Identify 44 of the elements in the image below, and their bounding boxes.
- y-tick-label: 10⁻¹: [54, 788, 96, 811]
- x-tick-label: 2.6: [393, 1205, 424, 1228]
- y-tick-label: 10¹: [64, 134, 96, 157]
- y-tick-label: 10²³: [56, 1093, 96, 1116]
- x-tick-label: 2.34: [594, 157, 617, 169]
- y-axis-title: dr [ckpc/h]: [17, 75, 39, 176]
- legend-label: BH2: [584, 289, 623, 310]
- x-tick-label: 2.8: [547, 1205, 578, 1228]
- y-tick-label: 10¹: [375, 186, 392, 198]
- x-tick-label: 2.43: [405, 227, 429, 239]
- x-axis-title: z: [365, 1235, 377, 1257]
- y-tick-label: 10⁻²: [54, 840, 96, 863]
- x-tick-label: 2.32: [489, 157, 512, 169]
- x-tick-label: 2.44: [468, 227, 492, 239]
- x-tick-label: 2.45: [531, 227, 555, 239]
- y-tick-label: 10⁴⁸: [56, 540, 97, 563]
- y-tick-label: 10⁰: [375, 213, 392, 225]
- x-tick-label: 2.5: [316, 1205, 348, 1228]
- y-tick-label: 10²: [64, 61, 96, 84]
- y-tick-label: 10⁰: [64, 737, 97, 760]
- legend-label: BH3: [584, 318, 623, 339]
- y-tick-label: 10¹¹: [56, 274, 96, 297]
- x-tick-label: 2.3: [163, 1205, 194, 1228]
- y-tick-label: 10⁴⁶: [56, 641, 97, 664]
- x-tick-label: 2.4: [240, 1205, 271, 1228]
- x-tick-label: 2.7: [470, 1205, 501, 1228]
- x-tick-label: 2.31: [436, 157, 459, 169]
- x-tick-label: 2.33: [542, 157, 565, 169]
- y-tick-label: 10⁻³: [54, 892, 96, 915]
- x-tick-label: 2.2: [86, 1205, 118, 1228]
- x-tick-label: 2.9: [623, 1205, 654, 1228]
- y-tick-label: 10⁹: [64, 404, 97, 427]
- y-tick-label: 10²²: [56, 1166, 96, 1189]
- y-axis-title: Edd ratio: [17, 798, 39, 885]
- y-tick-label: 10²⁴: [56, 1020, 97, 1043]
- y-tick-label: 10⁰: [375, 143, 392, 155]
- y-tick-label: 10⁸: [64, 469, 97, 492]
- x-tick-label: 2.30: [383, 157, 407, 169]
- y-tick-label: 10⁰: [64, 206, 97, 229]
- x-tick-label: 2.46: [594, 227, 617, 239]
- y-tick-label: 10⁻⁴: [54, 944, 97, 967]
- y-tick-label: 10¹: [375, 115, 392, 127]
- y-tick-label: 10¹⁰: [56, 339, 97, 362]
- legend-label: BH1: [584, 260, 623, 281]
----------
Reproduce every line of the listing above without any changes.

### The answer
Identify 44 of the elements in the image below, and their bounding boxes.
- y-tick-label: 10⁻¹: [54, 788, 96, 811]
- x-tick-label: 2.6: [393, 1205, 424, 1228]
- y-tick-label: 10¹: [64, 134, 96, 157]
- y-tick-label: 10²³: [56, 1093, 96, 1116]
- x-tick-label: 2.34: [594, 157, 617, 169]
- y-axis-title: dr [ckpc/h]: [17, 75, 39, 176]
- legend-label: BH2: [584, 289, 623, 310]
- x-tick-label: 2.8: [547, 1205, 578, 1228]
- y-tick-label: 10¹: [375, 186, 392, 198]
- x-tick-label: 2.43: [405, 227, 429, 239]
- x-axis-title: z: [365, 1235, 377, 1257]
- y-tick-label: 10⁻²: [54, 840, 96, 863]
- x-tick-label: 2.32: [489, 157, 512, 169]
- x-tick-label: 2.44: [468, 227, 492, 239]
- x-tick-label: 2.45: [531, 227, 555, 239]
- y-tick-label: 10⁴⁸: [56, 540, 97, 563]
- y-tick-label: 10⁰: [375, 213, 392, 225]
- x-tick-label: 2.5: [316, 1205, 348, 1228]
- y-tick-label: 10²: [64, 61, 96, 84]
- y-tick-label: 10⁰: [64, 737, 97, 760]
- legend-label: BH3: [584, 318, 623, 339]
- y-tick-label: 10¹¹: [56, 274, 96, 297]
- x-tick-label: 2.3: [163, 1205, 194, 1228]
- y-tick-label: 10⁴⁶: [56, 641, 97, 664]
- x-tick-label: 2.4: [240, 1205, 271, 1228]
- x-tick-label: 2.7: [470, 1205, 501, 1228]
- x-tick-label: 2.31: [436, 157, 459, 169]
- x-tick-label: 2.33: [542, 157, 565, 169]
- y-tick-label: 10⁻³: [54, 892, 96, 915]
- x-tick-label: 2.2: [86, 1205, 118, 1228]
- x-tick-label: 2.9: [623, 1205, 654, 1228]
- y-tick-label: 10⁹: [64, 404, 97, 427]
- y-tick-label: 10²²: [56, 1166, 96, 1189]
- y-axis-title: Edd ratio: [17, 798, 39, 885]
- y-tick-label: 10²⁴: [56, 1020, 97, 1043]
- y-tick-label: 10⁰: [375, 143, 392, 155]
- y-tick-label: 10⁸: [64, 469, 97, 492]
- x-tick-label: 2.30: [383, 157, 407, 169]
- y-tick-label: 10⁰: [64, 206, 97, 229]
- x-tick-label: 2.46: [594, 227, 617, 239]
- y-tick-label: 10⁻⁴: [54, 944, 97, 967]
- y-tick-label: 10¹: [375, 115, 392, 127]
- y-tick-label: 10¹⁰: [56, 339, 97, 362]
- legend-label: BH1: [584, 260, 623, 281]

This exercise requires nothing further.